EXERCISE OBJECTIVE -
Translate into French this sentence from the excerpt on apps, exclamation points and mom jeans: "Google, Twitter & Facebook have ‘em, your printer has apps, your car’s dashboard probably has some apps."

EXCERPTED PASSAGE -
How did we live without apps? They’ve embedded themselves into our lives so seamlessly, we’ve all forgotten what the non-word “apps” is short for, and we don’t even care!

(image from here)
And they’re not just for your iPhone, anymore! Google, Twitter & Facebook have ‘em, your printer has apps, your car’s dashboard probably has some apps.
(I looked in my purse, to see if there were any apps there. Sadly, the search turned up a piece of fruit leather, ca. 2002, and a Biore nose strip. {If I may go tangential, do they even make those things anymore?} But no apps. Maybe next year.)
4. Exclamation Points!

(image from here)
Because there is NO faster way to make someone feel like you are immediate best friends than the use of an exclamation point!
For example, let’s say you read this in an email:
“I really love what you wore to the party.” And you’re like, “Is that bitch being sarcastic! That no-fashion-sense piece of trash dares to call me out…”
But if you read this:
“I really love what you wore to the party!” You’re all “Oh! Sometimes I forget how much I love Grandma!”
Plus? There’s no quicker way to make a person buy into your excitement! (It worked on you, didn’t it?)
5. Mom Jeans!
They were due for a comeback! Because more than enough time has gone by since the crew from West Beverly

(image from here)
beamed into our living rooms every Thursday night, in all their high-waisted glory, for this style to make a COMEBACK!!!

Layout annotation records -
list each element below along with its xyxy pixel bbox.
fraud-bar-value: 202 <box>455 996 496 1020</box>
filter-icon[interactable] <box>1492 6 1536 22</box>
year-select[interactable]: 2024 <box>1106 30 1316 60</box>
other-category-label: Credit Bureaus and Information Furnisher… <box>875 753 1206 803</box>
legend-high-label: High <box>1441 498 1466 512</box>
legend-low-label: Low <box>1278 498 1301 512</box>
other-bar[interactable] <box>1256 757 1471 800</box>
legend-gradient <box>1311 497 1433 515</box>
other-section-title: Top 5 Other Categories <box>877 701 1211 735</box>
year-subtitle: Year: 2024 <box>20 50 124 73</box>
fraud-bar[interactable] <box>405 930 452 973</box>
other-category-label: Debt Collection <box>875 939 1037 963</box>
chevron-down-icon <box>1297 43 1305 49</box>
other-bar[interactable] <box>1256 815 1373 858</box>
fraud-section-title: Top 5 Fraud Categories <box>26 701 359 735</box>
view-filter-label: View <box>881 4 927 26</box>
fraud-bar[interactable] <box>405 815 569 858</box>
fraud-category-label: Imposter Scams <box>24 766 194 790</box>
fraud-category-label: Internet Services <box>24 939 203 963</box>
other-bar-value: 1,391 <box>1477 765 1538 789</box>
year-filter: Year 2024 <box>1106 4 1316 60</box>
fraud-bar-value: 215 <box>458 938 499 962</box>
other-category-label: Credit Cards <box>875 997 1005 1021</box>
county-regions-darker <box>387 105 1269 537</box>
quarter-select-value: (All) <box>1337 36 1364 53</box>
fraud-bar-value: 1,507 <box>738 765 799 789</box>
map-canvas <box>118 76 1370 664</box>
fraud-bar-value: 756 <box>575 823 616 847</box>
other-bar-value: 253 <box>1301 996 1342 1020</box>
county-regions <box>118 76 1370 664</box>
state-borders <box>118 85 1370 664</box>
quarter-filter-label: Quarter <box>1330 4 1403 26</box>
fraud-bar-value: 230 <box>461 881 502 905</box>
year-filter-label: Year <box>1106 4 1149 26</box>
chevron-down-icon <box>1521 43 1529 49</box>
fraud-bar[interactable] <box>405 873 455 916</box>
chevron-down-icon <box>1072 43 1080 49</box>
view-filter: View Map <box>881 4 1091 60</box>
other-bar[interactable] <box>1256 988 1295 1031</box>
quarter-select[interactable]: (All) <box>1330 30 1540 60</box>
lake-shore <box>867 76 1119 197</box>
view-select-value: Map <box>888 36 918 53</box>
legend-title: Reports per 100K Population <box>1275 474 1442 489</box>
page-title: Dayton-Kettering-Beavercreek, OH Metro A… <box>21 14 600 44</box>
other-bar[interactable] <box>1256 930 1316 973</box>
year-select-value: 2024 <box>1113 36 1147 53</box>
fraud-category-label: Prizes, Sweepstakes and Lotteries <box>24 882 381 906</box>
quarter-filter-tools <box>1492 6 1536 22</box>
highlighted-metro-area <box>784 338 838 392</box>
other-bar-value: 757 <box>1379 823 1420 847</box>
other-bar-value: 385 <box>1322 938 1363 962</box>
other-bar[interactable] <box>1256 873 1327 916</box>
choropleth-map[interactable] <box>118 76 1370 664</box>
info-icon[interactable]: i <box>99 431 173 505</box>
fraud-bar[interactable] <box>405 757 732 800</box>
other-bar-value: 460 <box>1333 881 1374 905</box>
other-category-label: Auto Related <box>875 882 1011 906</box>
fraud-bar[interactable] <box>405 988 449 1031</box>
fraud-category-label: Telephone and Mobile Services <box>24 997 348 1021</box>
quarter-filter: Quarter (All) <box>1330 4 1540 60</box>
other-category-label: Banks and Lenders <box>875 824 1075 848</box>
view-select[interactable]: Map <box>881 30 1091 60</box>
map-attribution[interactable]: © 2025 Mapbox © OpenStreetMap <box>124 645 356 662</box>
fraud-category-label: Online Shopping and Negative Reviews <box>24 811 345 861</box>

WRITTEN SOLUTION -
Google, Twitter et Facebook en ont, votre imprimante a des applis, le tableau de bord de votre voiture a probablement quelques applis.